* _Task_
In the data below, find each line containing the string "ребенка" and return it.

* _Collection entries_
--------------------
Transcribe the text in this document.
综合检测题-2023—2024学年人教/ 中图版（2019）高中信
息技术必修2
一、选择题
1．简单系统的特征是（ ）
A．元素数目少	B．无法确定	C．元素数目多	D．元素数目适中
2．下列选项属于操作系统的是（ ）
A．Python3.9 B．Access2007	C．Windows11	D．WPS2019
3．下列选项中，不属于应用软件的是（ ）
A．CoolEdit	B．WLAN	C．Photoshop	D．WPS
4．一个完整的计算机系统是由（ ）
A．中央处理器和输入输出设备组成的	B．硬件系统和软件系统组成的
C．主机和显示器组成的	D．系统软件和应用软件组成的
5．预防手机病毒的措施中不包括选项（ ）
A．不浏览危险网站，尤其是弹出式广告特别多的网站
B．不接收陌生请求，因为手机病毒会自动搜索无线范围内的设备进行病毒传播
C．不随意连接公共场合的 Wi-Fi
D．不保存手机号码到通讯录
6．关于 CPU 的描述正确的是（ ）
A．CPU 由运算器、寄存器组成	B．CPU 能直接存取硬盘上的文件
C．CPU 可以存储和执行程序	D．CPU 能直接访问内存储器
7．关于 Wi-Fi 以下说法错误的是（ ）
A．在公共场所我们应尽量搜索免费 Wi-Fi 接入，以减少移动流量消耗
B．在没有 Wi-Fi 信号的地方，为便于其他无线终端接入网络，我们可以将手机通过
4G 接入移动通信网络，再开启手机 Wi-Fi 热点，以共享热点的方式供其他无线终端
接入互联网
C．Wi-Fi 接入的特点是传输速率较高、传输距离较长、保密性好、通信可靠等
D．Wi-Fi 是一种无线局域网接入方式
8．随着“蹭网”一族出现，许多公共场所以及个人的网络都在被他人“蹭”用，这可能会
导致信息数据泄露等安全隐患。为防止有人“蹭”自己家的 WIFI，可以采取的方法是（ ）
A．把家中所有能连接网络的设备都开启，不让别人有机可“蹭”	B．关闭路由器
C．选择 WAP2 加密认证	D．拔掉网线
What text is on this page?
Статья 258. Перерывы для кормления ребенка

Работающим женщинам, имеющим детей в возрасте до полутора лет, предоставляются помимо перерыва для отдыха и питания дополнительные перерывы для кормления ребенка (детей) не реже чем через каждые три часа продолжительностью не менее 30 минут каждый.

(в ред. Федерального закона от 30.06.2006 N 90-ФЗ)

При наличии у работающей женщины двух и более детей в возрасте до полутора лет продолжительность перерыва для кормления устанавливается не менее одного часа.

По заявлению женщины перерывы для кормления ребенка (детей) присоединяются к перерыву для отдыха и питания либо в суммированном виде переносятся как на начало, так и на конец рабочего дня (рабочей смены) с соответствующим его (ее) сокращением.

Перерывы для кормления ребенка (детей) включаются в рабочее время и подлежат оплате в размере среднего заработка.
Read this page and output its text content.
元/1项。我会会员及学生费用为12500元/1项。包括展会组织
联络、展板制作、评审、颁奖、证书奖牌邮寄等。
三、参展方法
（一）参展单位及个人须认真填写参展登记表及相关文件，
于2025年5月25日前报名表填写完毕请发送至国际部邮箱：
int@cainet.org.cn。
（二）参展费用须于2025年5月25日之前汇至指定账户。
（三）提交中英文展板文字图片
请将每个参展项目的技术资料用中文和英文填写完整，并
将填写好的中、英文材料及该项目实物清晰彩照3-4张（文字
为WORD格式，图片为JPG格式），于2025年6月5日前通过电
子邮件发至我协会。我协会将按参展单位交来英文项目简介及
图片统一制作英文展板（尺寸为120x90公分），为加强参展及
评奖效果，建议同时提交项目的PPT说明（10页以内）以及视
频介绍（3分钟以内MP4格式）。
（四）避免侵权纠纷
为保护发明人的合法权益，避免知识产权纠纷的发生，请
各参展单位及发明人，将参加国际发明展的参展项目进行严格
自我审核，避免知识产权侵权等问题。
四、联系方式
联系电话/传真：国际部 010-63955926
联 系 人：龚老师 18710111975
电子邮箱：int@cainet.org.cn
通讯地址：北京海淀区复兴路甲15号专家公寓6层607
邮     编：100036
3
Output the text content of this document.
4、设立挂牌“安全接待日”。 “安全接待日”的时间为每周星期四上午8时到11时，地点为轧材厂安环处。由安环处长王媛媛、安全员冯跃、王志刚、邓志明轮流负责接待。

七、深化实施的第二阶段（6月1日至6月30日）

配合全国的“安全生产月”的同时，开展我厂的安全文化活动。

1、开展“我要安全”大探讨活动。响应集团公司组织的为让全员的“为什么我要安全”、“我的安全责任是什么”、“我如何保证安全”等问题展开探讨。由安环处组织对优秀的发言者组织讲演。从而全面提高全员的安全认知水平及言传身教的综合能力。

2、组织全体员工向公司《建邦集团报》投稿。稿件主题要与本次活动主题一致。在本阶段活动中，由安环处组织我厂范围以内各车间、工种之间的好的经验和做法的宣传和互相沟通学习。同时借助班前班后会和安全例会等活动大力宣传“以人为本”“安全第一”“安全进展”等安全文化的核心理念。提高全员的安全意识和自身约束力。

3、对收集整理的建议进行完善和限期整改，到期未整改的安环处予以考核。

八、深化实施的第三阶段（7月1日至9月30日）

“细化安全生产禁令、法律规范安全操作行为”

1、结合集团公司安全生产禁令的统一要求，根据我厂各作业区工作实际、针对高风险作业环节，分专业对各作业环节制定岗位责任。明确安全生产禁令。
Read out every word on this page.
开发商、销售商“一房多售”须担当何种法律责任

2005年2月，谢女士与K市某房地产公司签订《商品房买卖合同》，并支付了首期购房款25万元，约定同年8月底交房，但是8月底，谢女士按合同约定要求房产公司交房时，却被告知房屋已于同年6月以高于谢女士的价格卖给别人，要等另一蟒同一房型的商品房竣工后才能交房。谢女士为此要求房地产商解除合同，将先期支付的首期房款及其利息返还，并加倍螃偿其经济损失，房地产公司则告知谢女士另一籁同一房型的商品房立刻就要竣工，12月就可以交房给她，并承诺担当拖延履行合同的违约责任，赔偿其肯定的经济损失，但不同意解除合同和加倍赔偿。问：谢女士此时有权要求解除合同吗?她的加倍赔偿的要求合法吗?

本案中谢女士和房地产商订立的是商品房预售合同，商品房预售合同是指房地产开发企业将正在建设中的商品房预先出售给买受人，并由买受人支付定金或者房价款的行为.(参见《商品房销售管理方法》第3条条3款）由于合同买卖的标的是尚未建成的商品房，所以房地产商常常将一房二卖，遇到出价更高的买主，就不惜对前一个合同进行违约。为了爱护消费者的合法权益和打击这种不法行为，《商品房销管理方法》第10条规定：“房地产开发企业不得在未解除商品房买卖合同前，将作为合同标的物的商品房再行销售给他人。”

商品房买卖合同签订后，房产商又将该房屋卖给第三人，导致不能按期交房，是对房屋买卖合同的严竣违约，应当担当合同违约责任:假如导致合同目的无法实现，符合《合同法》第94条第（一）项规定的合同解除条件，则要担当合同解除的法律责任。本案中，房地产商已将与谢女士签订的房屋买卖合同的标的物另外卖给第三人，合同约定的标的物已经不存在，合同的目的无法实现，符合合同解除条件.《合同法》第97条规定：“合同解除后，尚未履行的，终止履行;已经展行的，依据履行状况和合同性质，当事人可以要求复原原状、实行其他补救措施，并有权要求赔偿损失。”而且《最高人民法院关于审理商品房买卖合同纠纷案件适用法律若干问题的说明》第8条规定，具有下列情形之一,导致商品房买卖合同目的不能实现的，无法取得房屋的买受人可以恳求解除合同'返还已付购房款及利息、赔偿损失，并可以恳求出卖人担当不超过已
--------------------
* _Exercise solution_
Статья 258. Перерывы для кормления ребенка
Работающим женщинам, имеющим детей в возрасте до полутора лет, предоставляются помимо перерыва для отдыха и питания дополнительные перерывы для кормления ребенка (детей) не реже чем через каждые три часа продолжительностью не менее 30 минут каждый.
По заявлению женщины перерывы для кормления ребенка (детей) присоединяются к перерыву для отдыха и питания либо в суммированном виде переносятся как на начало, так и на конец рабочего дня (рабочей смены) с соответствующим его (ее) сокращением.
Перерывы для кормления ребенка (детей) включаются в рабочее время и подлежат оплате в размере среднего заработка.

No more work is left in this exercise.